§ **The records**
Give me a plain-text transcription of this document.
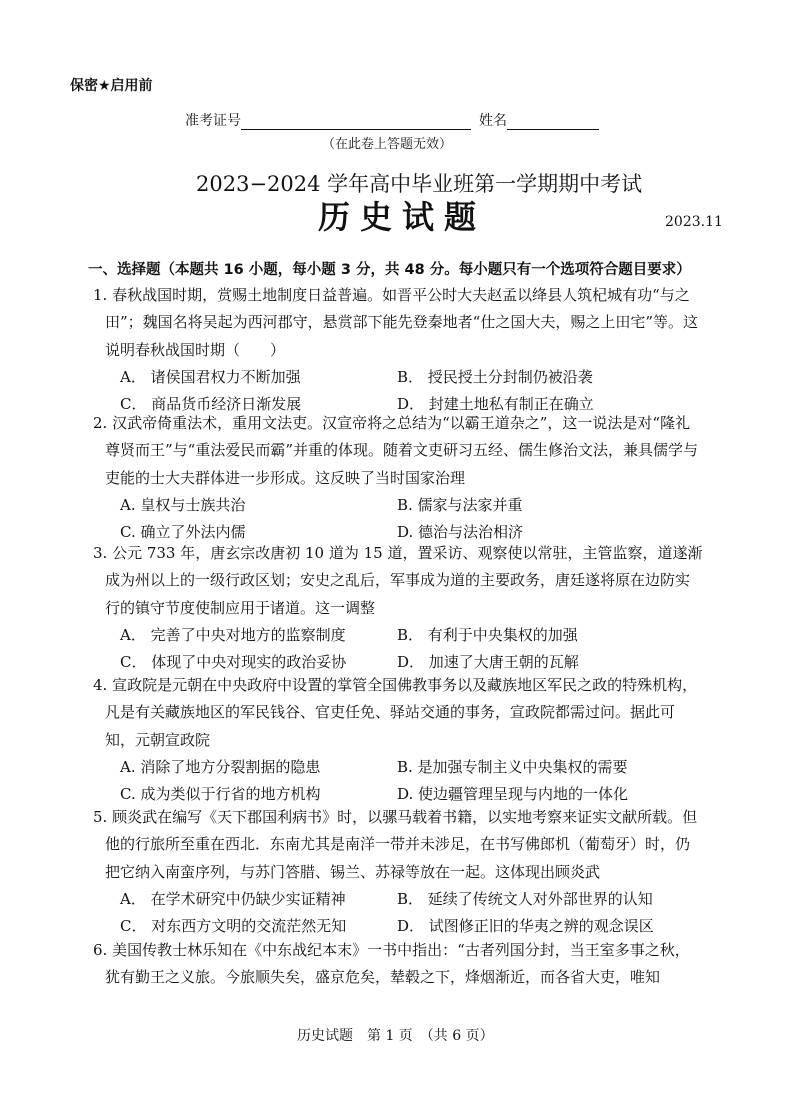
保密★启用前
准考证号	姓名
（在此卷上答题无效）
2023−2024 学年高中毕业班第一学期期中考试
历史试题	2023.11
一、选择题（本题共 16 小题，每小题 3 分，共 48 分。每小题只有一个选项符合题目要求）

1. 春秋战国时期，赏赐土地制度日益普遍。如晋平公时大夫赵孟以绛县人筑杞城有功“与之田”；魏国名将吴起为西河郡守，悬赏部下能先登秦地者“仕之国大夫，赐之上田宅”等。这说明春秋战国时期（　　）

A． 诸侯国君权力不断加强	B． 授民授土分封制仍被沿袭
C． 商品货币经济日渐发展	D． 封建土地私有制正在确立

2. 汉武帝倚重法术，重用文法吏。汉宣帝将之总结为“以霸王道杂之”，这一说法是对“隆礼尊贤而王”与“重法爱民而霸”并重的体现。随着文吏研习五经、儒生修治文法，兼具儒学与吏能的士大夫群体进一步形成。这反映了当时国家治理

A. 皇权与士族共治	B. 儒家与法家并重
C. 确立了外法内儒	D. 德治与法治相济

3. 公元 733 年，唐玄宗改唐初 10 道为 15 道，置采访、观察使以常驻，主管监察，道遂渐成为州以上的一级行政区划；安史之乱后，军事成为道的主要政务，唐廷遂将原在边防实行的镇守节度使制应用于诸道。这一调整

A． 完善了中央对地方的监察制度	B． 有利于中央集权的加强
C． 体现了中央对现实的政治妥协	D． 加速了大唐王朝的瓦解

4. 宣政院是元朝在中央政府中设置的掌管全国佛教事务以及藏族地区军民之政的特殊机构，凡是有关藏族地区的军民钱谷、官吏任免、驿站交通的事务，宣政院都需过问。据此可知，元朝宣政院

A. 消除了地方分裂割据的隐患	B. 是加强专制主义中央集权的需要
C. 成为类似于行省的地方机构	D. 使边疆管理呈现与内地的一体化

5. 顾炎武在编写《天下郡国利病书》时，以骡马载着书籍，以实地考察来证实文献所载。但他的行旅所至重在西北．东南尤其是南洋一带并未涉足，在书写佛郎机（葡萄牙）时，仍把它纳入南蛮序列，与苏门答腊、锡兰、苏禄等放在一起。这体现出顾炎武

A． 在学术研究中仍缺少实证精神	B． 延续了传统文人对外部世界的认知
C． 对东西方文明的交流茫然无知	D． 试图修正旧的华夷之辨的观念误区

6. 美国传教士林乐知在《中东战纪本末》一书中指出：“古者列国分封，当王室多事之秋，犹有勤王之义旅。今旅顺失矣，盛京危矣，辇毂之下，烽烟渐近，而各省大吏，唯知

历史试题　第 1 页　（共 6 页）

§ **Goal of the exercise**
Except for the pictures, reproduce every line exactly.

§ **Answer to the problem**
Give me a plain-text transcription of this document.
保密★启用前
准考证号	姓名
（在此卷上答题无效）
2023−2024 学年高中毕业班第一学期期中考试
历史试题	2023.11
一、选择题（本题共 16 小题，每小题 3 分，共 48 分。每小题只有一个选项符合题目要求）

1. 春秋战国时期，赏赐土地制度日益普遍。如晋平公时大夫赵孟以绛县人筑杞城有功“与之田”；魏国名将吴起为西河郡守，悬赏部下能先登秦地者“仕之国大夫，赐之上田宅”等。这说明春秋战国时期（　　）

A． 诸侯国君权力不断加强	B． 授民授土分封制仍被沿袭
C． 商品货币经济日渐发展	D． 封建土地私有制正在确立

2. 汉武帝倚重法术，重用文法吏。汉宣帝将之总结为“以霸王道杂之”，这一说法是对“隆礼尊贤而王”与“重法爱民而霸”并重的体现。随着文吏研习五经、儒生修治文法，兼具儒学与吏能的士大夫群体进一步形成。这反映了当时国家治理

A. 皇权与士族共治	B. 儒家与法家并重
C. 确立了外法内儒	D. 德治与法治相济

3. 公元 733 年，唐玄宗改唐初 10 道为 15 道，置采访、观察使以常驻，主管监察，道遂渐成为州以上的一级行政区划；安史之乱后，军事成为道的主要政务，唐廷遂将原在边防实行的镇守节度使制应用于诸道。这一调整

A． 完善了中央对地方的监察制度	B． 有利于中央集权的加强
C． 体现了中央对现实的政治妥协	D． 加速了大唐王朝的瓦解

4. 宣政院是元朝在中央政府中设置的掌管全国佛教事务以及藏族地区军民之政的特殊机构，凡是有关藏族地区的军民钱谷、官吏任免、驿站交通的事务，宣政院都需过问。据此可知，元朝宣政院

A. 消除了地方分裂割据的隐患	B. 是加强专制主义中央集权的需要
C. 成为类似于行省的地方机构	D. 使边疆管理呈现与内地的一体化

5. 顾炎武在编写《天下郡国利病书》时，以骡马载着书籍，以实地考察来证实文献所载。但他的行旅所至重在西北．东南尤其是南洋一带并未涉足，在书写佛郎机（葡萄牙）时，仍把它纳入南蛮序列，与苏门答腊、锡兰、苏禄等放在一起。这体现出顾炎武

A． 在学术研究中仍缺少实证精神	B． 延续了传统文人对外部世界的认知
C． 对东西方文明的交流茫然无知	D． 试图修正旧的华夷之辨的观念误区

6. 美国传教士林乐知在《中东战纪本末》一书中指出：“古者列国分封，当王室多事之秋，犹有勤王之义旅。今旅顺失矣，盛京危矣，辇毂之下，烽烟渐近，而各省大吏，唯知

历史试题　第 1 页　（共 6 页）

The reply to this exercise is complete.